### Written instruction
Repeat the whole listing exactly as written.

### Input records
(begin)
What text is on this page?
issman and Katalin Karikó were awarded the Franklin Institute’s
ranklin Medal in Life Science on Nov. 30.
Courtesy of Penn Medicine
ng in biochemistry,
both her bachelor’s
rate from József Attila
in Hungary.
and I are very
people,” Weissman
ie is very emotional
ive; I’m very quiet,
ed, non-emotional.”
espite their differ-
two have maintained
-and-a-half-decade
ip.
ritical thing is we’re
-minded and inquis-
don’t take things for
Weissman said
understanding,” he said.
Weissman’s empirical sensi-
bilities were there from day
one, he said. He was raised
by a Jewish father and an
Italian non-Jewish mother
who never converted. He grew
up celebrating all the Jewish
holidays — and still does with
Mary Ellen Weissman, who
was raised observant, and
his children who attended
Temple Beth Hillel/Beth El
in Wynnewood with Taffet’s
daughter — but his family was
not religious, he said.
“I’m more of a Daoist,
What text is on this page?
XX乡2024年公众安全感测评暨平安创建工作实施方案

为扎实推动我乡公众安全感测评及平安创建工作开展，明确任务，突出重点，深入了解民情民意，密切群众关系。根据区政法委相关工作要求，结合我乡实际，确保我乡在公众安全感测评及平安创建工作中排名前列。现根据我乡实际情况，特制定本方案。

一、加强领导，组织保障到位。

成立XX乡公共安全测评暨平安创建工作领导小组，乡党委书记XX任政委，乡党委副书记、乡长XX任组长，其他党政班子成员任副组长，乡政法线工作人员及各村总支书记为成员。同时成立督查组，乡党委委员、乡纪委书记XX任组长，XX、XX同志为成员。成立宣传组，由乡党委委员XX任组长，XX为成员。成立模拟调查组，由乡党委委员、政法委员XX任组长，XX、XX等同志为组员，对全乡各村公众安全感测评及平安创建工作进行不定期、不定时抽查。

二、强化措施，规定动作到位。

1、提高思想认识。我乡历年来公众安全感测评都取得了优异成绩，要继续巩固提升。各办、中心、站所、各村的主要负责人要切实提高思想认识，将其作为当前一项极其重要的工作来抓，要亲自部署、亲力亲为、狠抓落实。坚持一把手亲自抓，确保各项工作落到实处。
(end)
### Response for this exercise
What text is on this page?
issman and Katalin Karikó were awarded the Franklin Institute’s
ranklin Medal in Life Science on Nov. 30.
Courtesy of Penn Medicine
ng in biochemistry,
both her bachelor’s
rate from József Attila
in Hungary.
and I are very
people,” Weissman
ie is very emotional
ive; I’m very quiet,
ed, non-emotional.”
espite their differ-
two have maintained
-and-a-half-decade
ip.
ritical thing is we’re
-minded and inquis-
don’t take things for
Weissman said
understanding,” he said.
Weissman’s empirical sensi-
bilities were there from day
one, he said. He was raised
by a Jewish father and an
Italian non-Jewish mother
who never converted. He grew
up celebrating all the Jewish
holidays — and still does with
Mary Ellen Weissman, who
was raised observant, and
his children who attended
Temple Beth Hillel/Beth El
in Wynnewood with Taffet’s
daughter — but his family was
not religious, he said.
“I’m more of a Daoist,
What text is on this page?
XX乡2024年公众安全感测评暨平安创建工作实施方案

为扎实推动我乡公众安全感测评及平安创建工作开展，明确任务，突出重点，深入了解民情民意，密切群众关系。根据区政法委相关工作要求，结合我乡实际，确保我乡在公众安全感测评及平安创建工作中排名前列。现根据我乡实际情况，特制定本方案。

一、加强领导，组织保障到位。

成立XX乡公共安全测评暨平安创建工作领导小组，乡党委书记XX任政委，乡党委副书记、乡长XX任组长，其他党政班子成员任副组长，乡政法线工作人员及各村总支书记为成员。同时成立督查组，乡党委委员、乡纪委书记XX任组长，XX、XX同志为成员。成立宣传组，由乡党委委员XX任组长，XX为成员。成立模拟调查组，由乡党委委员、政法委员XX任组长，XX、XX等同志为组员，对全乡各村公众安全感测评及平安创建工作进行不定期、不定时抽查。

二、强化措施，规定动作到位。

1、提高思想认识。我乡历年来公众安全感测评都取得了优异成绩，要继续巩固提升。各办、中心、站所、各村的主要负责人要切实提高思想认识，将其作为当前一项极其重要的工作来抓，要亲自部署、亲力亲为、狠抓落实。坚持一把手亲自抓，确保各项工作落到实处。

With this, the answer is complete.